___ SOURCE DATA

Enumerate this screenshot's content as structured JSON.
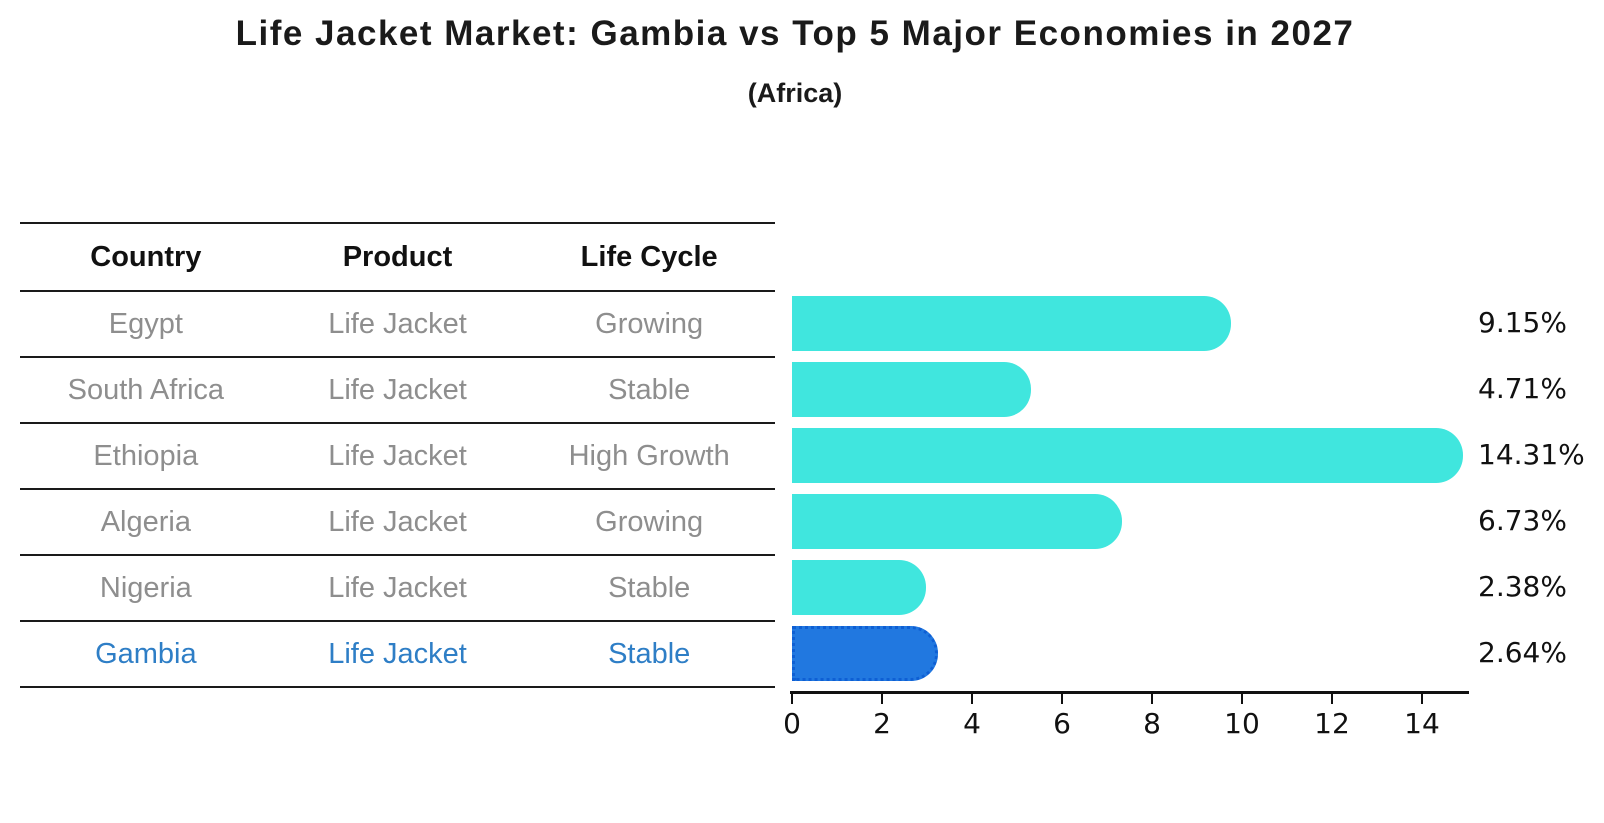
{
  "chart_data": {
    "type": "bar",
    "orientation": "horizontal",
    "title": "Life Jacket Market: Gambia vs Top 5 Major Economies in 2027",
    "subtitle": "(Africa)",
    "categories": [
      "Egypt",
      "South Africa",
      "Ethiopia",
      "Algeria",
      "Nigeria",
      "Gambia"
    ],
    "values": [
      9.15,
      4.71,
      14.31,
      6.73,
      2.38,
      2.64
    ],
    "value_labels": [
      "9.15%",
      "4.71%",
      "14.31%",
      "6.73%",
      "2.38%",
      "2.64%"
    ],
    "xlim": [
      0,
      15
    ],
    "xticks": [
      0,
      2,
      4,
      6,
      8,
      10,
      12,
      14
    ],
    "grid": false,
    "legend": false,
    "highlight_index": 5,
    "bar_color": "#40e6de",
    "highlight_bar_color": "#2178e0",
    "highlight_bar_border": "#0e5fd4"
  },
  "table": {
    "headers": [
      "Country",
      "Product",
      "Life Cycle"
    ],
    "rows": [
      {
        "country": "Egypt",
        "product": "Life Jacket",
        "life_cycle": "Growing",
        "highlight": false
      },
      {
        "country": "South Africa",
        "product": "Life Jacket",
        "life_cycle": "Stable",
        "highlight": false
      },
      {
        "country": "Ethiopia",
        "product": "Life Jacket",
        "life_cycle": "High Growth",
        "highlight": false
      },
      {
        "country": "Algeria",
        "product": "Life Jacket",
        "life_cycle": "Growing",
        "highlight": false
      },
      {
        "country": "Nigeria",
        "product": "Life Jacket",
        "life_cycle": "Stable",
        "highlight": false
      },
      {
        "country": "Gambia",
        "product": "Life Jacket",
        "life_cycle": "Stable",
        "highlight": true
      }
    ],
    "text_color": "#8e8e8e",
    "highlight_text_color": "#2e7ec6"
  }
}
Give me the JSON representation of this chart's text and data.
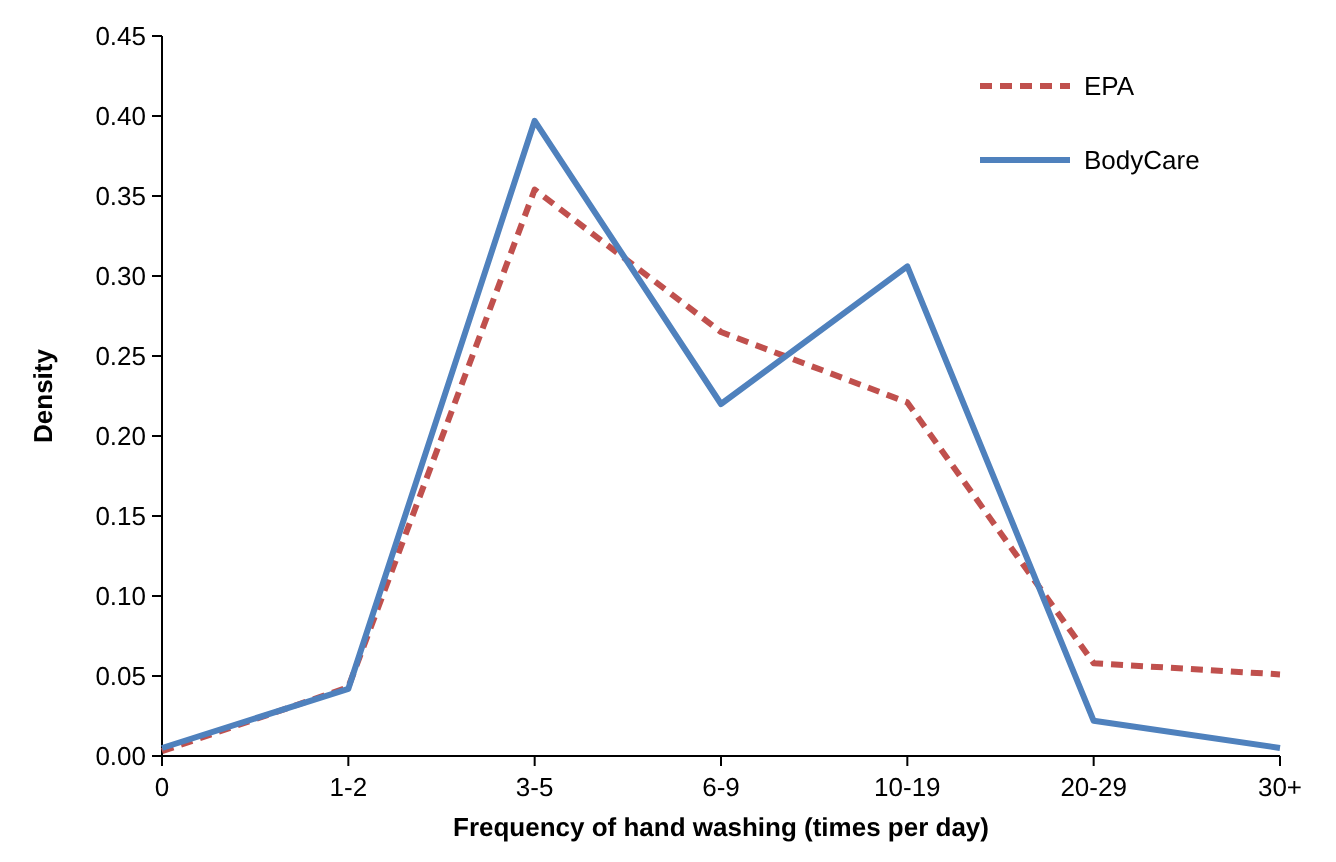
{
  "chart_data": {
    "type": "line",
    "xlabel": "Frequency of hand washing (times per day)",
    "ylabel": "Density",
    "categories": [
      "0",
      "1-2",
      "3-5",
      "6-9",
      "10-19",
      "20-29",
      "30+"
    ],
    "series": [
      {
        "name": "EPA",
        "color": "#c0504d",
        "line_style": "dashed",
        "values": [
          0.003,
          0.043,
          0.354,
          0.265,
          0.221,
          0.058,
          0.051
        ]
      },
      {
        "name": "BodyCare",
        "color": "#4f81bd",
        "line_style": "solid",
        "values": [
          0.005,
          0.042,
          0.397,
          0.22,
          0.306,
          0.022,
          0.005
        ]
      }
    ],
    "ylim": [
      0,
      0.45
    ],
    "yticks": [
      {
        "value": 0,
        "label": "0.00"
      },
      {
        "value": 0.05,
        "label": "0.05"
      },
      {
        "value": 0.1,
        "label": "0.10"
      },
      {
        "value": 0.15,
        "label": "0.15"
      },
      {
        "value": 0.2,
        "label": "0.20"
      },
      {
        "value": 0.25,
        "label": "0.25"
      },
      {
        "value": 0.3,
        "label": "0.30"
      },
      {
        "value": 0.35,
        "label": "0.35"
      },
      {
        "value": 0.4,
        "label": "0.40"
      },
      {
        "value": 0.45,
        "label": "0.45"
      }
    ],
    "grid": false,
    "legend": "top right",
    "marker": "none"
  }
}
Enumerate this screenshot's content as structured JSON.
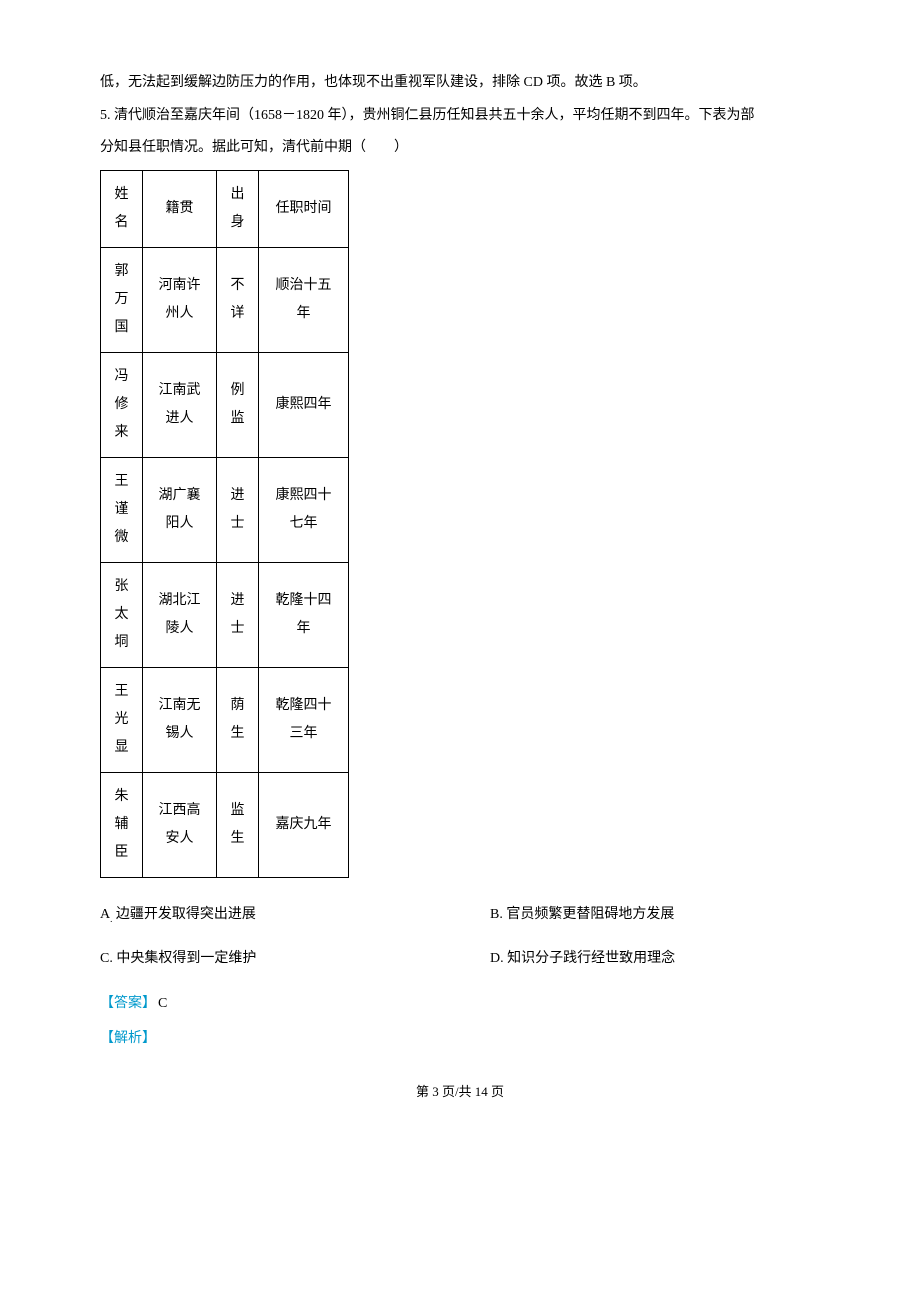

______

[GIVEN PROBLEM]:
Make an exact copy of every record, pictures excluded.

[EXERCISE RESULT]:
Enumerate this screenshot's content as structured JSON.
{
  "chart_data": {
    "type": "bar",
    "orientation": "horizontal",
    "title": "Life Jacket Market: Gambia vs Top 5 Major Economies in 2027",
    "subtitle": "(Africa)",
    "categories": [
      "Egypt",
      "South Africa",
      "Ethiopia",
      "Algeria",
      "Nigeria",
      "Gambia"
    ],
    "values": [
      9.15,
      4.71,
      14.31,
      6.73,
      2.38,
      2.64
    ],
    "value_labels": [
      "9.15%",
      "4.71%",
      "14.31%",
      "6.73%",
      "2.38%",
      "2.64%"
    ],
    "xlim": [
      0,
      15
    ],
    "xticks": [
      0,
      2,
      4,
      6,
      8,
      10,
      12,
      14
    ],
    "grid": false,
    "legend": false,
    "highlight_index": 5,
    "bar_color": "#40e6de",
    "highlight_bar_color": "#2178e0",
    "highlight_bar_border": "#0e5fd4"
  },
  "table": {
    "headers": [
      "Country",
      "Product",
      "Life Cycle"
    ],
    "rows": [
      {
        "country": "Egypt",
        "product": "Life Jacket",
        "life_cycle": "Growing",
        "highlight": false
      },
      {
        "country": "South Africa",
        "product": "Life Jacket",
        "life_cycle": "Stable",
        "highlight": false
      },
      {
        "country": "Ethiopia",
        "product": "Life Jacket",
        "life_cycle": "High Growth",
        "highlight": false
      },
      {
        "country": "Algeria",
        "product": "Life Jacket",
        "life_cycle": "Growing",
        "highlight": false
      },
      {
        "country": "Nigeria",
        "product": "Life Jacket",
        "life_cycle": "Stable",
        "highlight": false
      },
      {
        "country": "Gambia",
        "product": "Life Jacket",
        "life_cycle": "Stable",
        "highlight": true
      }
    ],
    "text_color": "#8e8e8e",
    "highlight_text_color": "#2e7ec6"
  }
}
Give me the JSON representation of this chart's text and data.
{
  "chart_data": {
    "type": "line",
    "xlabel": "Frequency of hand washing (times per day)",
    "ylabel": "Density",
    "categories": [
      "0",
      "1-2",
      "3-5",
      "6-9",
      "10-19",
      "20-29",
      "30+"
    ],
    "series": [
      {
        "name": "EPA",
        "color": "#c0504d",
        "line_style": "dashed",
        "values": [
          0.003,
          0.043,
          0.354,
          0.265,
          0.221,
          0.058,
          0.051
        ]
      },
      {
        "name": "BodyCare",
        "color": "#4f81bd",
        "line_style": "solid",
        "values": [
          0.005,
          0.042,
          0.397,
          0.22,
          0.306,
          0.022,
          0.005
        ]
      }
    ],
    "ylim": [
      0,
      0.45
    ],
    "yticks": [
      {
        "value": 0,
        "label": "0.00"
      },
      {
        "value": 0.05,
        "label": "0.05"
      },
      {
        "value": 0.1,
        "label": "0.10"
      },
      {
        "value": 0.15,
        "label": "0.15"
      },
      {
        "value": 0.2,
        "label": "0.20"
      },
      {
        "value": 0.25,
        "label": "0.25"
      },
      {
        "value": 0.3,
        "label": "0.30"
      },
      {
        "value": 0.35,
        "label": "0.35"
      },
      {
        "value": 0.4,
        "label": "0.40"
      },
      {
        "value": 0.45,
        "label": "0.45"
      }
    ],
    "grid": false,
    "legend": "top right",
    "marker": "none"
  }
}
Enumerate this screenshot's content as structured JSON.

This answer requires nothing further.